§ WHAT THE EXERCISE ASKS:
Return the count of lines that mention "Doctorbook", with no other words.

§ SUPPLIED MATERIAL:
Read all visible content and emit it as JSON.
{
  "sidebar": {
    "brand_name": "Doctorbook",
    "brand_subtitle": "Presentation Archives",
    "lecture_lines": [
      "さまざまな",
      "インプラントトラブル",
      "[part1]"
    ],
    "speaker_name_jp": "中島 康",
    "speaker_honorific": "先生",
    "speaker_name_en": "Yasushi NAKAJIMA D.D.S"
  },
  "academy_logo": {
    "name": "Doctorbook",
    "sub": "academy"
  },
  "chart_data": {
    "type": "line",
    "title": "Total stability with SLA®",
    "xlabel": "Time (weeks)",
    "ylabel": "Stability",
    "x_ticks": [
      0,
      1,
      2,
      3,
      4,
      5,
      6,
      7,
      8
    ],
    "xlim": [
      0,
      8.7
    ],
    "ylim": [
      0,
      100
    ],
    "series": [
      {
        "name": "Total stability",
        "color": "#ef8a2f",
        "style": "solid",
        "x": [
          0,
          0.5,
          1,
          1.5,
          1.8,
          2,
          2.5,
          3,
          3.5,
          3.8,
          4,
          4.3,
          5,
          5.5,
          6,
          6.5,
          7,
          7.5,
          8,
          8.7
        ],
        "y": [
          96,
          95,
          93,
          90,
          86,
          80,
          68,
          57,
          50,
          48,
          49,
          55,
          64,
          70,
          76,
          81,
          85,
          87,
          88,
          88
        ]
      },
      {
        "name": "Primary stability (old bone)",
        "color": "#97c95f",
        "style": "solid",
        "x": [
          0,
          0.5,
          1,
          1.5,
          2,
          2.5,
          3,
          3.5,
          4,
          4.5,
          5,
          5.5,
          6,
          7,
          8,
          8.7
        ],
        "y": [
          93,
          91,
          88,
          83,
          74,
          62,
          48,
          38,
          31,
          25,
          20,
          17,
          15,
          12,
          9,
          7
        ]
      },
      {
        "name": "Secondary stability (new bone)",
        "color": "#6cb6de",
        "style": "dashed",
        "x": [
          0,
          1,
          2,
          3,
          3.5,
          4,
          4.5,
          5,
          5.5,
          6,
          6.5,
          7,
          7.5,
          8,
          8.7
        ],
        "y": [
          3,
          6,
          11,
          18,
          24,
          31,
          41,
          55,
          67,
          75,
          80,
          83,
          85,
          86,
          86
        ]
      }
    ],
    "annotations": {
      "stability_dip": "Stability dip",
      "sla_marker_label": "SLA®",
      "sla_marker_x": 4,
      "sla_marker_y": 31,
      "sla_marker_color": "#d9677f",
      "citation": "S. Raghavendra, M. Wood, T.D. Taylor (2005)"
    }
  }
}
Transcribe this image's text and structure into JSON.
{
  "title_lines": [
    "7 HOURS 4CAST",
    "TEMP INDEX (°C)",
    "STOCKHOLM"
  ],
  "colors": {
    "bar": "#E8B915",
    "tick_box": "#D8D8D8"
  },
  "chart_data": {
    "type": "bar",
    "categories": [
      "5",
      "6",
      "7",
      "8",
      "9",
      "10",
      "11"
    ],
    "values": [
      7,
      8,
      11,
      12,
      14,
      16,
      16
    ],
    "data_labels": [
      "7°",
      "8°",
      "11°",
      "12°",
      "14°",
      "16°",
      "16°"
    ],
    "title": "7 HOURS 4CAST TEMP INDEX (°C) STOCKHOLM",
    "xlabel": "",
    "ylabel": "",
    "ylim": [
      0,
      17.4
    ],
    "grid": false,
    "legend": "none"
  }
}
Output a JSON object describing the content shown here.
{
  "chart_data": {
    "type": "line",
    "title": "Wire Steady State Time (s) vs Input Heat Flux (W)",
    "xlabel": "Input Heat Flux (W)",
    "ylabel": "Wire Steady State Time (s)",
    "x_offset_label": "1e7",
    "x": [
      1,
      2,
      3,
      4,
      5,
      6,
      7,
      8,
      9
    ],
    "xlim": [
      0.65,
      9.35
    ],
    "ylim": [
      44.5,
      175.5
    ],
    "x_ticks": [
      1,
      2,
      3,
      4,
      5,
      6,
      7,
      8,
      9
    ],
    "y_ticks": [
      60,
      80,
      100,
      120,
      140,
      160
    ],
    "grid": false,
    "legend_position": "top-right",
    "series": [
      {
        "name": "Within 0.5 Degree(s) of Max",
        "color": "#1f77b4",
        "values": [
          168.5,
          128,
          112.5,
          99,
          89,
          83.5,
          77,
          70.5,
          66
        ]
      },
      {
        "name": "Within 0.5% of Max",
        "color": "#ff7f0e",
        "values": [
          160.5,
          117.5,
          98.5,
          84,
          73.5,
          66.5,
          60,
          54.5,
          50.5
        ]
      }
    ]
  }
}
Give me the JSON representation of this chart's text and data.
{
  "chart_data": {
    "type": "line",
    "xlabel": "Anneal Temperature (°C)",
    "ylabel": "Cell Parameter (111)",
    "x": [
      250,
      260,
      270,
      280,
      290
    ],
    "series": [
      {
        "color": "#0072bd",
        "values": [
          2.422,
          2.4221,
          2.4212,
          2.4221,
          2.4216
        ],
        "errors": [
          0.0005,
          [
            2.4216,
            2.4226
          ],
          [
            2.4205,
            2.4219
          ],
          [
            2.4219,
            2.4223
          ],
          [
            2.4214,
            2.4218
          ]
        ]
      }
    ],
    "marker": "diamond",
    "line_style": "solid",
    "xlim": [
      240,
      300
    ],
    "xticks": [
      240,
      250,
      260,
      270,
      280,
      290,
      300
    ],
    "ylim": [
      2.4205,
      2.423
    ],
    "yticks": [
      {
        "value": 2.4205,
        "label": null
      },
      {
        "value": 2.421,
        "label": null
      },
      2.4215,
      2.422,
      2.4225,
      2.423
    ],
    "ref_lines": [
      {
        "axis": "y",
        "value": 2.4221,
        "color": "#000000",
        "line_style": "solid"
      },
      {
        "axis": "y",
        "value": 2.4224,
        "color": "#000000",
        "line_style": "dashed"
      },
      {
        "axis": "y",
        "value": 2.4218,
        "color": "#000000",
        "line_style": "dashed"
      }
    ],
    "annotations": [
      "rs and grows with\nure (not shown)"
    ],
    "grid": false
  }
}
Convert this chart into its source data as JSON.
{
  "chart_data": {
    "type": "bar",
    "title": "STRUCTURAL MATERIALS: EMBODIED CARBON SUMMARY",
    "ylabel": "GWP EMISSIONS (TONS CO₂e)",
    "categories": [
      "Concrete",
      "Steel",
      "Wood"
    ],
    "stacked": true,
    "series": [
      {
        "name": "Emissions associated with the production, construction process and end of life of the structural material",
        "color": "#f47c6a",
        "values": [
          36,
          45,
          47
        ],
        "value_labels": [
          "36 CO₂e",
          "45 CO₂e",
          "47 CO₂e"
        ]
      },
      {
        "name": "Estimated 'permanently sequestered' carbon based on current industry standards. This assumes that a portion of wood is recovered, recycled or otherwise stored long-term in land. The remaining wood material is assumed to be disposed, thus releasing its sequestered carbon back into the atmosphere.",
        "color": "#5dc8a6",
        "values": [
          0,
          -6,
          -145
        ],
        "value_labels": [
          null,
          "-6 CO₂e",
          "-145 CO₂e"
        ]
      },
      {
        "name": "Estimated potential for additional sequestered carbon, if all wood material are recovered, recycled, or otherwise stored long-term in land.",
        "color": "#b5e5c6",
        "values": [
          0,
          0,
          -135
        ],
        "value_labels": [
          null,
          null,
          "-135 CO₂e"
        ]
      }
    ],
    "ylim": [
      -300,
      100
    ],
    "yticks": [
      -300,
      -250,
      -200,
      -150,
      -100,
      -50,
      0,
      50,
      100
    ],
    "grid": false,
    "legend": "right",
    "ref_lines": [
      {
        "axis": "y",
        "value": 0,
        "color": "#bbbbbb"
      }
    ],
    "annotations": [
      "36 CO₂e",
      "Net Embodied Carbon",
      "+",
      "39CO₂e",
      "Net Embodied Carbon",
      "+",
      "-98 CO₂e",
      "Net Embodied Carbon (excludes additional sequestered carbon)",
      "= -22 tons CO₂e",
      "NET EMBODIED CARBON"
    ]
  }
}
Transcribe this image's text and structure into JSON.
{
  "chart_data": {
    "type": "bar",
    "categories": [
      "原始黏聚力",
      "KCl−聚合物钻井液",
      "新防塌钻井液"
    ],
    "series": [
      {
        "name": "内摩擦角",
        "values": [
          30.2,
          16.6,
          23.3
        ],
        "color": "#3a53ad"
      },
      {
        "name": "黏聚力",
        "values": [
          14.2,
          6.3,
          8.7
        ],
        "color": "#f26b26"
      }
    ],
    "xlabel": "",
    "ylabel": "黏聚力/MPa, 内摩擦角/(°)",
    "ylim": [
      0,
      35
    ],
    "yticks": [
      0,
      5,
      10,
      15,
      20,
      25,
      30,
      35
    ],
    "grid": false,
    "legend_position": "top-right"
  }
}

§ REPLY TO THE TASK:
2